** Task objective **
Write out the material exactly, with the pictures left out.

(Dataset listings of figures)
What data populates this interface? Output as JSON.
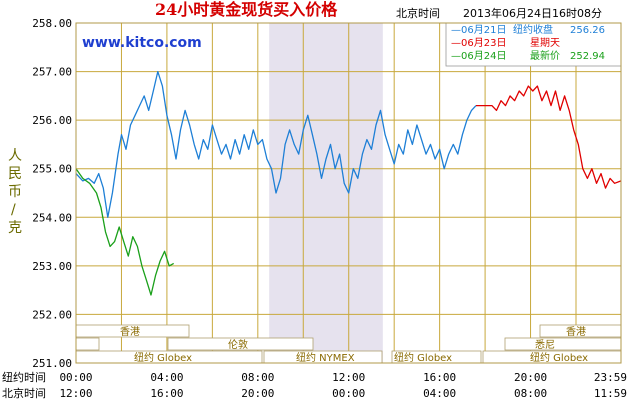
{
  "header": {
    "title": "24小时黄金现货买入价格",
    "beijing_label": "北京时间",
    "timestamp": "2013年06月24日16时08分",
    "watermark": "www.kitco.com"
  },
  "legend": [
    {
      "date": "06月21日",
      "label": "纽约收盘",
      "value": "256.26",
      "color": "#1e7fd6"
    },
    {
      "date": "06月23日",
      "label": "星期天",
      "value": "",
      "color": "#e00000"
    },
    {
      "date": "06月24日",
      "label": "最新价",
      "value": "252.94",
      "color": "#1aa01a"
    }
  ],
  "ylabel_chars": [
    "人",
    "民",
    "币",
    "/",
    "克"
  ],
  "row_labels": [
    "纽约时间",
    "北京时间"
  ],
  "bands": {
    "hongkong": "香港",
    "london": "伦敦",
    "ny_globex": "纽约 Globex",
    "ny_nymex": "纽约 NYMEX",
    "sydney": "悉尼"
  },
  "colors": {
    "grid": "#c8a83c",
    "shade": "#e6e2ee",
    "blue": "#1e7fd6",
    "red": "#e00000",
    "green": "#1aa01a"
  },
  "chart_data": {
    "type": "line",
    "title": "24小时黄金现货买入价格",
    "ylabel": "人民币/克",
    "ylim": [
      251.0,
      258.0
    ],
    "yticks": [
      "258.00",
      "257.00",
      "256.00",
      "255.00",
      "254.00",
      "253.00",
      "252.00",
      "251.00"
    ],
    "x_hours": [
      0,
      2,
      4,
      6,
      8,
      10,
      12,
      14,
      16,
      18,
      20,
      22,
      23.98
    ],
    "xticks_ny": [
      "00:00",
      "04:00",
      "08:00",
      "12:00",
      "16:00",
      "20:00",
      "23:59"
    ],
    "xticks_bj": [
      "12:00",
      "16:00",
      "20:00",
      "00:00",
      "04:00",
      "08:00",
      "11:59"
    ],
    "shaded_hours": [
      8.5,
      13.5
    ],
    "series": [
      {
        "name": "06月21日",
        "color": "#1e7fd6",
        "points": [
          [
            0.0,
            254.9
          ],
          [
            0.3,
            254.75
          ],
          [
            0.55,
            254.8
          ],
          [
            0.8,
            254.7
          ],
          [
            1.0,
            254.9
          ],
          [
            1.2,
            254.6
          ],
          [
            1.4,
            254.0
          ],
          [
            1.6,
            254.5
          ],
          [
            1.85,
            255.3
          ],
          [
            2.0,
            255.7
          ],
          [
            2.2,
            255.4
          ],
          [
            2.4,
            255.9
          ],
          [
            2.6,
            256.1
          ],
          [
            2.8,
            256.3
          ],
          [
            3.0,
            256.5
          ],
          [
            3.2,
            256.2
          ],
          [
            3.4,
            256.6
          ],
          [
            3.6,
            257.0
          ],
          [
            3.8,
            256.7
          ],
          [
            4.0,
            256.1
          ],
          [
            4.2,
            255.7
          ],
          [
            4.4,
            255.2
          ],
          [
            4.6,
            255.8
          ],
          [
            4.8,
            256.2
          ],
          [
            5.0,
            255.9
          ],
          [
            5.2,
            255.5
          ],
          [
            5.4,
            255.2
          ],
          [
            5.6,
            255.6
          ],
          [
            5.8,
            255.4
          ],
          [
            6.0,
            255.9
          ],
          [
            6.2,
            255.6
          ],
          [
            6.4,
            255.3
          ],
          [
            6.6,
            255.5
          ],
          [
            6.8,
            255.2
          ],
          [
            7.0,
            255.6
          ],
          [
            7.2,
            255.3
          ],
          [
            7.4,
            255.7
          ],
          [
            7.6,
            255.4
          ],
          [
            7.8,
            255.8
          ],
          [
            8.0,
            255.5
          ],
          [
            8.2,
            255.6
          ],
          [
            8.4,
            255.2
          ],
          [
            8.6,
            255.0
          ],
          [
            8.8,
            254.5
          ],
          [
            9.0,
            254.8
          ],
          [
            9.2,
            255.5
          ],
          [
            9.4,
            255.8
          ],
          [
            9.6,
            255.5
          ],
          [
            9.8,
            255.3
          ],
          [
            10.0,
            255.8
          ],
          [
            10.2,
            256.1
          ],
          [
            10.4,
            255.7
          ],
          [
            10.6,
            255.3
          ],
          [
            10.8,
            254.8
          ],
          [
            11.0,
            255.2
          ],
          [
            11.2,
            255.5
          ],
          [
            11.4,
            255.0
          ],
          [
            11.6,
            255.3
          ],
          [
            11.8,
            254.7
          ],
          [
            12.0,
            254.5
          ],
          [
            12.2,
            255.0
          ],
          [
            12.4,
            254.8
          ],
          [
            12.6,
            255.3
          ],
          [
            12.8,
            255.6
          ],
          [
            13.0,
            255.4
          ],
          [
            13.2,
            255.9
          ],
          [
            13.4,
            256.2
          ],
          [
            13.6,
            255.7
          ],
          [
            13.8,
            255.4
          ],
          [
            14.0,
            255.1
          ],
          [
            14.2,
            255.5
          ],
          [
            14.4,
            255.3
          ],
          [
            14.6,
            255.8
          ],
          [
            14.8,
            255.5
          ],
          [
            15.0,
            255.9
          ],
          [
            15.2,
            255.6
          ],
          [
            15.4,
            255.3
          ],
          [
            15.6,
            255.5
          ],
          [
            15.8,
            255.2
          ],
          [
            16.0,
            255.4
          ],
          [
            16.2,
            255.0
          ],
          [
            16.4,
            255.3
          ],
          [
            16.6,
            255.5
          ],
          [
            16.8,
            255.3
          ],
          [
            17.0,
            255.7
          ],
          [
            17.2,
            256.0
          ],
          [
            17.4,
            256.2
          ],
          [
            17.6,
            256.3
          ]
        ]
      },
      {
        "name": "06月23日",
        "color": "#e00000",
        "points": [
          [
            17.6,
            256.3
          ],
          [
            18.3,
            256.3
          ],
          [
            18.5,
            256.2
          ],
          [
            18.7,
            256.4
          ],
          [
            18.9,
            256.3
          ],
          [
            19.1,
            256.5
          ],
          [
            19.3,
            256.4
          ],
          [
            19.5,
            256.6
          ],
          [
            19.7,
            256.5
          ],
          [
            19.9,
            256.7
          ],
          [
            20.1,
            256.6
          ],
          [
            20.3,
            256.7
          ],
          [
            20.5,
            256.4
          ],
          [
            20.7,
            256.6
          ],
          [
            20.9,
            256.3
          ],
          [
            21.1,
            256.6
          ],
          [
            21.3,
            256.2
          ],
          [
            21.5,
            256.5
          ],
          [
            21.7,
            256.2
          ],
          [
            21.9,
            255.8
          ],
          [
            22.1,
            255.5
          ],
          [
            22.3,
            255.0
          ],
          [
            22.5,
            254.8
          ],
          [
            22.7,
            255.0
          ],
          [
            22.9,
            254.7
          ],
          [
            23.1,
            254.9
          ],
          [
            23.3,
            254.6
          ],
          [
            23.5,
            254.8
          ],
          [
            23.7,
            254.7
          ],
          [
            23.98,
            254.75
          ]
        ]
      },
      {
        "name": "06月24日",
        "color": "#1aa01a",
        "points": [
          [
            0.0,
            255.0
          ],
          [
            0.3,
            254.8
          ],
          [
            0.6,
            254.7
          ],
          [
            0.9,
            254.5
          ],
          [
            1.1,
            254.2
          ],
          [
            1.3,
            253.7
          ],
          [
            1.5,
            253.4
          ],
          [
            1.7,
            253.5
          ],
          [
            1.9,
            253.8
          ],
          [
            2.1,
            253.5
          ],
          [
            2.3,
            253.2
          ],
          [
            2.5,
            253.6
          ],
          [
            2.7,
            253.4
          ],
          [
            2.9,
            253.0
          ],
          [
            3.1,
            252.7
          ],
          [
            3.3,
            252.4
          ],
          [
            3.5,
            252.8
          ],
          [
            3.7,
            253.1
          ],
          [
            3.9,
            253.3
          ],
          [
            4.1,
            253.0
          ],
          [
            4.3,
            253.05
          ]
        ]
      }
    ]
  }
}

** Result **
What data populates this interface? Output as JSON.
{
  "header": {
    "title": "24小时黄金现货买入价格",
    "beijing_label": "北京时间",
    "timestamp": "2013年06月24日16时08分",
    "watermark": "www.kitco.com"
  },
  "legend": [
    {
      "date": "06月21日",
      "label": "纽约收盘",
      "value": "256.26",
      "color": "#1e7fd6"
    },
    {
      "date": "06月23日",
      "label": "星期天",
      "value": "",
      "color": "#e00000"
    },
    {
      "date": "06月24日",
      "label": "最新价",
      "value": "252.94",
      "color": "#1aa01a"
    }
  ],
  "ylabel_chars": [
    "人",
    "民",
    "币",
    "/",
    "克"
  ],
  "row_labels": [
    "纽约时间",
    "北京时间"
  ],
  "bands": {
    "hongkong": "香港",
    "london": "伦敦",
    "ny_globex": "纽约 Globex",
    "ny_nymex": "纽约 NYMEX",
    "sydney": "悉尼"
  },
  "colors": {
    "grid": "#c8a83c",
    "shade": "#e6e2ee",
    "blue": "#1e7fd6",
    "red": "#e00000",
    "green": "#1aa01a"
  },
  "chart_data": {
    "type": "line",
    "title": "24小时黄金现货买入价格",
    "ylabel": "人民币/克",
    "ylim": [
      251.0,
      258.0
    ],
    "yticks": [
      "258.00",
      "257.00",
      "256.00",
      "255.00",
      "254.00",
      "253.00",
      "252.00",
      "251.00"
    ],
    "x_hours": [
      0,
      2,
      4,
      6,
      8,
      10,
      12,
      14,
      16,
      18,
      20,
      22,
      23.98
    ],
    "xticks_ny": [
      "00:00",
      "04:00",
      "08:00",
      "12:00",
      "16:00",
      "20:00",
      "23:59"
    ],
    "xticks_bj": [
      "12:00",
      "16:00",
      "20:00",
      "00:00",
      "04:00",
      "08:00",
      "11:59"
    ],
    "shaded_hours": [
      8.5,
      13.5
    ],
    "series": [
      {
        "name": "06月21日",
        "color": "#1e7fd6",
        "points": [
          [
            0.0,
            254.9
          ],
          [
            0.3,
            254.75
          ],
          [
            0.55,
            254.8
          ],
          [
            0.8,
            254.7
          ],
          [
            1.0,
            254.9
          ],
          [
            1.2,
            254.6
          ],
          [
            1.4,
            254.0
          ],
          [
            1.6,
            254.5
          ],
          [
            1.85,
            255.3
          ],
          [
            2.0,
            255.7
          ],
          [
            2.2,
            255.4
          ],
          [
            2.4,
            255.9
          ],
          [
            2.6,
            256.1
          ],
          [
            2.8,
            256.3
          ],
          [
            3.0,
            256.5
          ],
          [
            3.2,
            256.2
          ],
          [
            3.4,
            256.6
          ],
          [
            3.6,
            257.0
          ],
          [
            3.8,
            256.7
          ],
          [
            4.0,
            256.1
          ],
          [
            4.2,
            255.7
          ],
          [
            4.4,
            255.2
          ],
          [
            4.6,
            255.8
          ],
          [
            4.8,
            256.2
          ],
          [
            5.0,
            255.9
          ],
          [
            5.2,
            255.5
          ],
          [
            5.4,
            255.2
          ],
          [
            5.6,
            255.6
          ],
          [
            5.8,
            255.4
          ],
          [
            6.0,
            255.9
          ],
          [
            6.2,
            255.6
          ],
          [
            6.4,
            255.3
          ],
          [
            6.6,
            255.5
          ],
          [
            6.8,
            255.2
          ],
          [
            7.0,
            255.6
          ],
          [
            7.2,
            255.3
          ],
          [
            7.4,
            255.7
          ],
          [
            7.6,
            255.4
          ],
          [
            7.8,
            255.8
          ],
          [
            8.0,
            255.5
          ],
          [
            8.2,
            255.6
          ],
          [
            8.4,
            255.2
          ],
          [
            8.6,
            255.0
          ],
          [
            8.8,
            254.5
          ],
          [
            9.0,
            254.8
          ],
          [
            9.2,
            255.5
          ],
          [
            9.4,
            255.8
          ],
          [
            9.6,
            255.5
          ],
          [
            9.8,
            255.3
          ],
          [
            10.0,
            255.8
          ],
          [
            10.2,
            256.1
          ],
          [
            10.4,
            255.7
          ],
          [
            10.6,
            255.3
          ],
          [
            10.8,
            254.8
          ],
          [
            11.0,
            255.2
          ],
          [
            11.2,
            255.5
          ],
          [
            11.4,
            255.0
          ],
          [
            11.6,
            255.3
          ],
          [
            11.8,
            254.7
          ],
          [
            12.0,
            254.5
          ],
          [
            12.2,
            255.0
          ],
          [
            12.4,
            254.8
          ],
          [
            12.6,
            255.3
          ],
          [
            12.8,
            255.6
          ],
          [
            13.0,
            255.4
          ],
          [
            13.2,
            255.9
          ],
          [
            13.4,
            256.2
          ],
          [
            13.6,
            255.7
          ],
          [
            13.8,
            255.4
          ],
          [
            14.0,
            255.1
          ],
          [
            14.2,
            255.5
          ],
          [
            14.4,
            255.3
          ],
          [
            14.6,
            255.8
          ],
          [
            14.8,
            255.5
          ],
          [
            15.0,
            255.9
          ],
          [
            15.2,
            255.6
          ],
          [
            15.4,
            255.3
          ],
          [
            15.6,
            255.5
          ],
          [
            15.8,
            255.2
          ],
          [
            16.0,
            255.4
          ],
          [
            16.2,
            255.0
          ],
          [
            16.4,
            255.3
          ],
          [
            16.6,
            255.5
          ],
          [
            16.8,
            255.3
          ],
          [
            17.0,
            255.7
          ],
          [
            17.2,
            256.0
          ],
          [
            17.4,
            256.2
          ],
          [
            17.6,
            256.3
          ]
        ]
      },
      {
        "name": "06月23日",
        "color": "#e00000",
        "points": [
          [
            17.6,
            256.3
          ],
          [
            18.3,
            256.3
          ],
          [
            18.5,
            256.2
          ],
          [
            18.7,
            256.4
          ],
          [
            18.9,
            256.3
          ],
          [
            19.1,
            256.5
          ],
          [
            19.3,
            256.4
          ],
          [
            19.5,
            256.6
          ],
          [
            19.7,
            256.5
          ],
          [
            19.9,
            256.7
          ],
          [
            20.1,
            256.6
          ],
          [
            20.3,
            256.7
          ],
          [
            20.5,
            256.4
          ],
          [
            20.7,
            256.6
          ],
          [
            20.9,
            256.3
          ],
          [
            21.1,
            256.6
          ],
          [
            21.3,
            256.2
          ],
          [
            21.5,
            256.5
          ],
          [
            21.7,
            256.2
          ],
          [
            21.9,
            255.8
          ],
          [
            22.1,
            255.5
          ],
          [
            22.3,
            255.0
          ],
          [
            22.5,
            254.8
          ],
          [
            22.7,
            255.0
          ],
          [
            22.9,
            254.7
          ],
          [
            23.1,
            254.9
          ],
          [
            23.3,
            254.6
          ],
          [
            23.5,
            254.8
          ],
          [
            23.7,
            254.7
          ],
          [
            23.98,
            254.75
          ]
        ]
      },
      {
        "name": "06月24日",
        "color": "#1aa01a",
        "points": [
          [
            0.0,
            255.0
          ],
          [
            0.3,
            254.8
          ],
          [
            0.6,
            254.7
          ],
          [
            0.9,
            254.5
          ],
          [
            1.1,
            254.2
          ],
          [
            1.3,
            253.7
          ],
          [
            1.5,
            253.4
          ],
          [
            1.7,
            253.5
          ],
          [
            1.9,
            253.8
          ],
          [
            2.1,
            253.5
          ],
          [
            2.3,
            253.2
          ],
          [
            2.5,
            253.6
          ],
          [
            2.7,
            253.4
          ],
          [
            2.9,
            253.0
          ],
          [
            3.1,
            252.7
          ],
          [
            3.3,
            252.4
          ],
          [
            3.5,
            252.8
          ],
          [
            3.7,
            253.1
          ],
          [
            3.9,
            253.3
          ],
          [
            4.1,
            253.0
          ],
          [
            4.3,
            253.05
          ]
        ]
      }
    ]
  }
}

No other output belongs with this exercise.